Data records

========

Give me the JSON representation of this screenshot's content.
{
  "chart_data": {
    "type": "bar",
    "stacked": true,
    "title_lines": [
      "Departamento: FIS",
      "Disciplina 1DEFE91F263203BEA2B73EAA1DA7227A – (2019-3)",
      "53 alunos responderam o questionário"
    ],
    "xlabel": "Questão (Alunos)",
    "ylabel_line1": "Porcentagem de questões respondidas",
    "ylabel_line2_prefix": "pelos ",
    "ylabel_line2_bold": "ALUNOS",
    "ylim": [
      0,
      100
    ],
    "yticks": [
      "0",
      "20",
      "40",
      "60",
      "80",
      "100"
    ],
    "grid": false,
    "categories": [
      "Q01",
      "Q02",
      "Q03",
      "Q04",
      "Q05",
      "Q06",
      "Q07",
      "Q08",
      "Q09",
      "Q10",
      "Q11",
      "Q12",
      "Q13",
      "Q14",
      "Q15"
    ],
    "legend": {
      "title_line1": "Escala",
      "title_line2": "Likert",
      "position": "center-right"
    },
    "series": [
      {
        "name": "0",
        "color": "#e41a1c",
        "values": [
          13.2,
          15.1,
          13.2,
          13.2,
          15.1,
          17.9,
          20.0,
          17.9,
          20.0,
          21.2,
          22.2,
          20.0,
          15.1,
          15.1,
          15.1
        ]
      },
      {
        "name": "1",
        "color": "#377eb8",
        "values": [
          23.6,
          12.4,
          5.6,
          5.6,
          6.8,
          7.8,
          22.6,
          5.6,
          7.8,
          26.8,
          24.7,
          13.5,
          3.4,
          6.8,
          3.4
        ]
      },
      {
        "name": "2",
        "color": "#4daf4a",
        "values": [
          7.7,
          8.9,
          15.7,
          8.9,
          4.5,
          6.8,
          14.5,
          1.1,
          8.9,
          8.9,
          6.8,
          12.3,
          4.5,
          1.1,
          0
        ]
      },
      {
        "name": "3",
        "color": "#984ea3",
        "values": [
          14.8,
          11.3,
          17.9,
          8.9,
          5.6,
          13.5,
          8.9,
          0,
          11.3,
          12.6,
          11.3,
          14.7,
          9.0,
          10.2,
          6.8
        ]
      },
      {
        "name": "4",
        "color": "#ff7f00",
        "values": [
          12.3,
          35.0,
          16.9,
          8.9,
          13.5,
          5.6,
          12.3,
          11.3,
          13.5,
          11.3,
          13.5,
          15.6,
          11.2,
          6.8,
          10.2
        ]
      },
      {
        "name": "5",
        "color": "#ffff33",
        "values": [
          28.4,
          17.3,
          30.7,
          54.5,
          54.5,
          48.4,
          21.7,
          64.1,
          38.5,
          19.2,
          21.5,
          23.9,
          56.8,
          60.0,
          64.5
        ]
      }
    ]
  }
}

========

**EXERCISE BRIEF**. Copy out the material word for word and line for line.

**WORKED SOLUTION**.
Give me the JSON representation of this screenshot's content.
{
  "chart_data": {
    "type": "bar",
    "stacked": true,
    "title_lines": [
      "Departamento: FIS",
      "Disciplina 1DEFE91F263203BEA2B73EAA1DA7227A – (2019-3)",
      "53 alunos responderam o questionário"
    ],
    "xlabel": "Questão (Alunos)",
    "ylabel_line1": "Porcentagem de questões respondidas",
    "ylabel_line2_prefix": "pelos ",
    "ylabel_line2_bold": "ALUNOS",
    "ylim": [
      0,
      100
    ],
    "yticks": [
      "0",
      "20",
      "40",
      "60",
      "80",
      "100"
    ],
    "grid": false,
    "categories": [
      "Q01",
      "Q02",
      "Q03",
      "Q04",
      "Q05",
      "Q06",
      "Q07",
      "Q08",
      "Q09",
      "Q10",
      "Q11",
      "Q12",
      "Q13",
      "Q14",
      "Q15"
    ],
    "legend": {
      "title_line1": "Escala",
      "title_line2": "Likert",
      "position": "center-right"
    },
    "series": [
      {
        "name": "0",
        "color": "#e41a1c",
        "values": [
          13.2,
          15.1,
          13.2,
          13.2,
          15.1,
          17.9,
          20.0,
          17.9,
          20.0,
          21.2,
          22.2,
          20.0,
          15.1,
          15.1,
          15.1
        ]
      },
      {
        "name": "1",
        "color": "#377eb8",
        "values": [
          23.6,
          12.4,
          5.6,
          5.6,
          6.8,
          7.8,
          22.6,
          5.6,
          7.8,
          26.8,
          24.7,
          13.5,
          3.4,
          6.8,
          3.4
        ]
      },
      {
        "name": "2",
        "color": "#4daf4a",
        "values": [
          7.7,
          8.9,
          15.7,
          8.9,
          4.5,
          6.8,
          14.5,
          1.1,
          8.9,
          8.9,
          6.8,
          12.3,
          4.5,
          1.1,
          0
        ]
      },
      {
        "name": "3",
        "color": "#984ea3",
        "values": [
          14.8,
          11.3,
          17.9,
          8.9,
          5.6,
          13.5,
          8.9,
          0,
          11.3,
          12.6,
          11.3,
          14.7,
          9.0,
          10.2,
          6.8
        ]
      },
      {
        "name": "4",
        "color": "#ff7f00",
        "values": [
          12.3,
          35.0,
          16.9,
          8.9,
          13.5,
          5.6,
          12.3,
          11.3,
          13.5,
          11.3,
          13.5,
          15.6,
          11.2,
          6.8,
          10.2
        ]
      },
      {
        "name": "5",
        "color": "#ffff33",
        "values": [
          28.4,
          17.3,
          30.7,
          54.5,
          54.5,
          48.4,
          21.7,
          64.1,
          38.5,
          19.2,
          21.5,
          23.9,
          56.8,
          60.0,
          64.5
        ]
      }
    ]
  }
}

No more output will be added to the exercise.